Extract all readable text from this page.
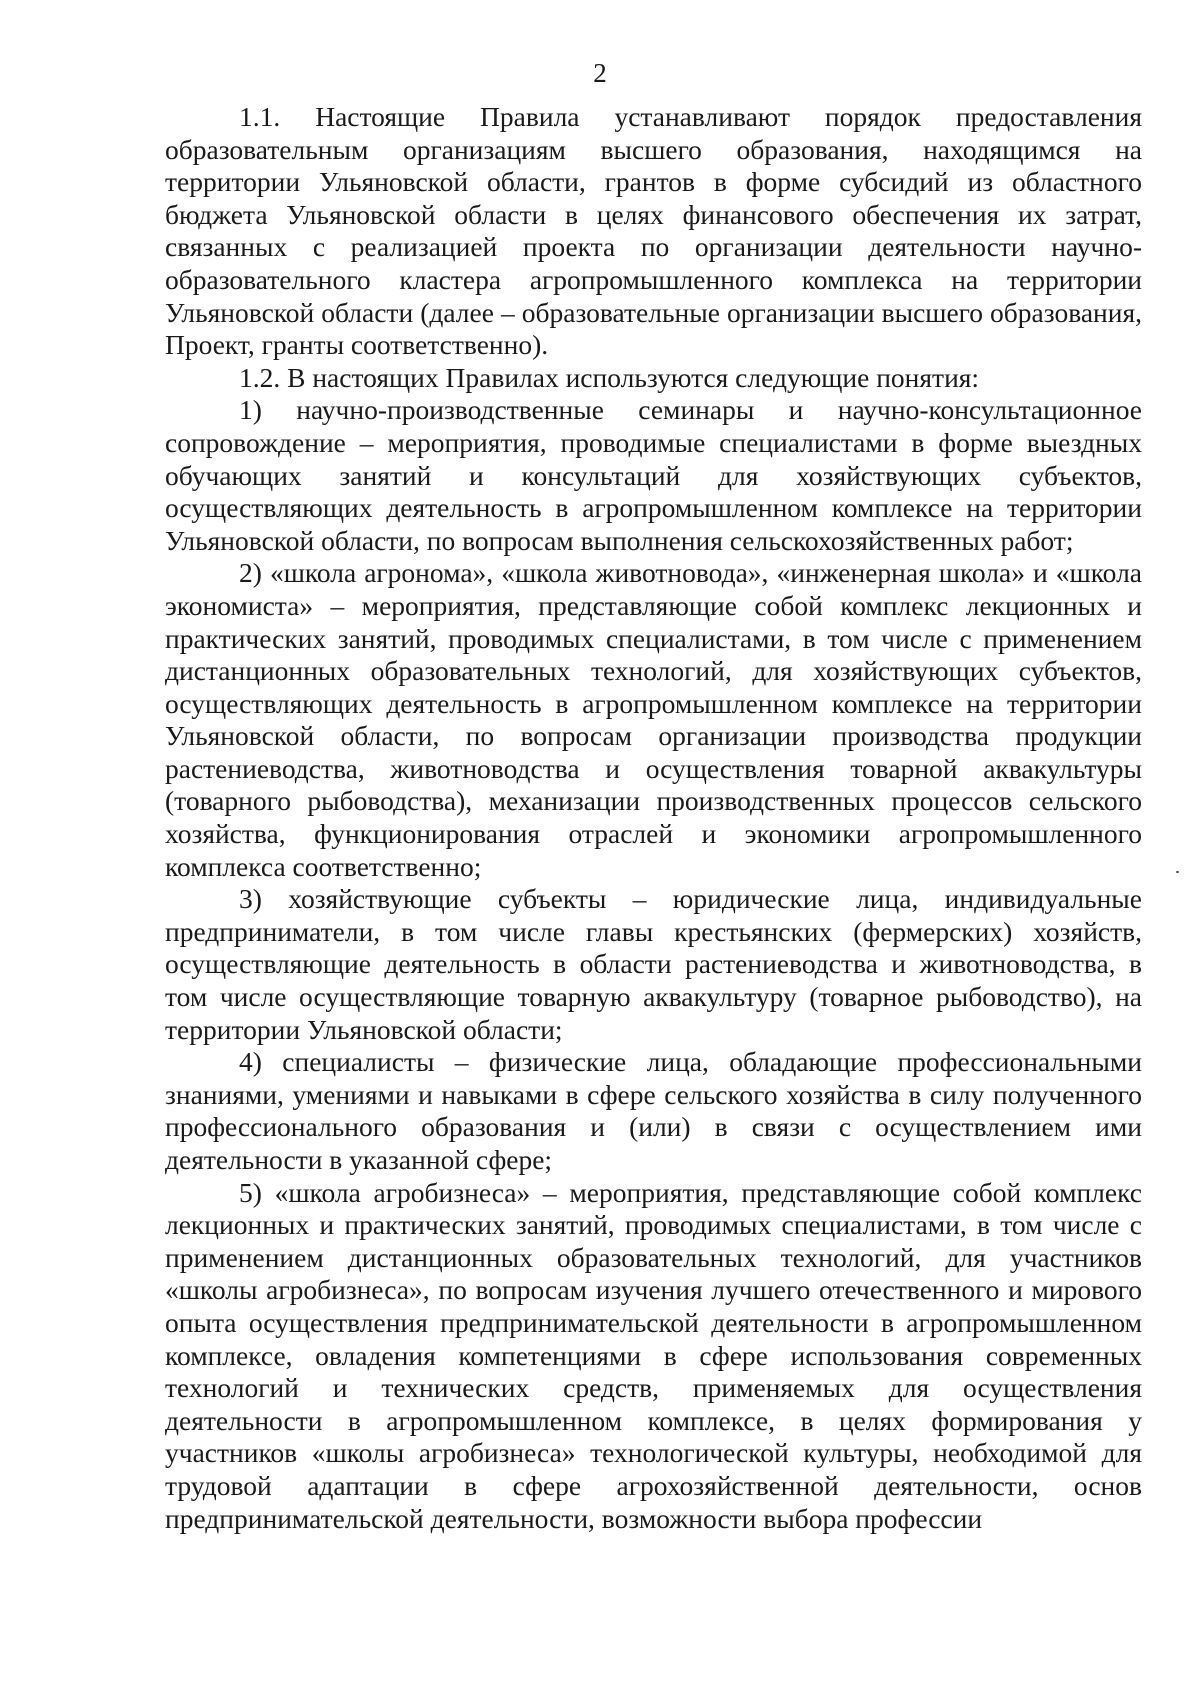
2

1.1. Настоящие Правила устанавливают порядок предоставления образовательным организациям высшего образования, находящимся на территории Ульяновской области, грантов в форме субсидий из областного бюджета Ульяновской области в целях финансового обеспечения их затрат, связанных с реализацией проекта по организации деятельности научно-образовательного кластера агропромышленного комплекса на территории Ульяновской области (далее – образовательные организации высшего образования, Проект, гранты соответственно).

1.2. В настоящих Правилах используются следующие понятия:

1) научно-производственные семинары и научно-консультационное сопровождение – мероприятия, проводимые специалистами в форме выездных обучающих занятий и консультаций для хозяйствующих субъектов, осуществляющих деятельность в агропромышленном комплексе на территории Ульяновской области, по вопросам выполнения сельскохозяйственных работ;

2) «школа агронома», «школа животновода», «инженерная школа» и «школа экономиста» – мероприятия, представляющие собой комплекс лекционных и практических занятий, проводимых специалистами, в том числе с применением дистанционных образовательных технологий, для хозяйствующих субъектов, осуществляющих деятельность в агропромышленном комплексе на территории Ульяновской области, по вопросам организации производства продукции растениеводства, животноводства и осуществления товарной аквакультуры (товарного рыбоводства), механизации производственных процессов сельского хозяйства, функционирования отраслей и экономики агропромышленного комплекса соответственно;

3) хозяйствующие субъекты – юридические лица, индивидуальные предприниматели, в том числе главы крестьянских (фермерских) хозяйств, осуществляющие деятельность в области растениеводства и животноводства, в том числе осуществляющие товарную аквакультуру (товарное рыбоводство), на территории Ульяновской области;

4) специалисты – физические лица, обладающие профессиональными знаниями, умениями и навыками в сфере сельского хозяйства в силу полученного профессионального образования и (или) в связи с осуществлением ими деятельности в указанной сфере;

5) «школа агробизнеса» – мероприятия, представляющие собой комплекс лекционных и практических занятий, проводимых специалистами, в том числе с применением дистанционных образовательных технологий, для участников «школы агробизнеса», по вопросам изучения лучшего отечественного и мирового опыта осуществления предпринимательской деятельности в агропромышленном комплексе, овладения компетенциями в сфере использования современных технологий и технических средств, применяемых для осуществления деятельности в агропромышленном комплексе, в целях формирования у участников «школы агробизнеса» технологической культуры, необходимой для трудовой адаптации в сфере агрохозяйственной деятельности, основ предпринимательской деятельности, возможности выбора профессии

====

Direction:
Return every line of the preceding records in which the word "соответственно" appears.

Result below:
1.1. Настоящие Правила устанавливают порядок предоставления образовательным организациям высшего образования, находящимся на территории Ульяновской области, грантов в форме субсидий из областного бюджета Ульяновской области в целях финансового обеспечения их затрат, связанных с реализацией проекта по организации деятельности научно-образовательного кластера агропромышленного комплекса на территории Ульяновской области (далее – образовательные организации высшего образования, Проект, гранты соответственно).
2) «школа агронома», «школа животновода», «инженерная школа» и «школа экономиста» – мероприятия, представляющие собой комплекс лекционных и практических занятий, проводимых специалистами, в том числе с применением дистанционных образовательных технологий, для хозяйствующих субъектов, осуществляющих деятельность в агропромышленном комплексе на территории Ульяновской области, по вопросам организации производства продукции растениеводства, животноводства и осуществления товарной аквакультуры (товарного рыбоводства), механизации производственных процессов сельского хозяйства, функционирования отраслей и экономики агропромышленного комплекса соответственно;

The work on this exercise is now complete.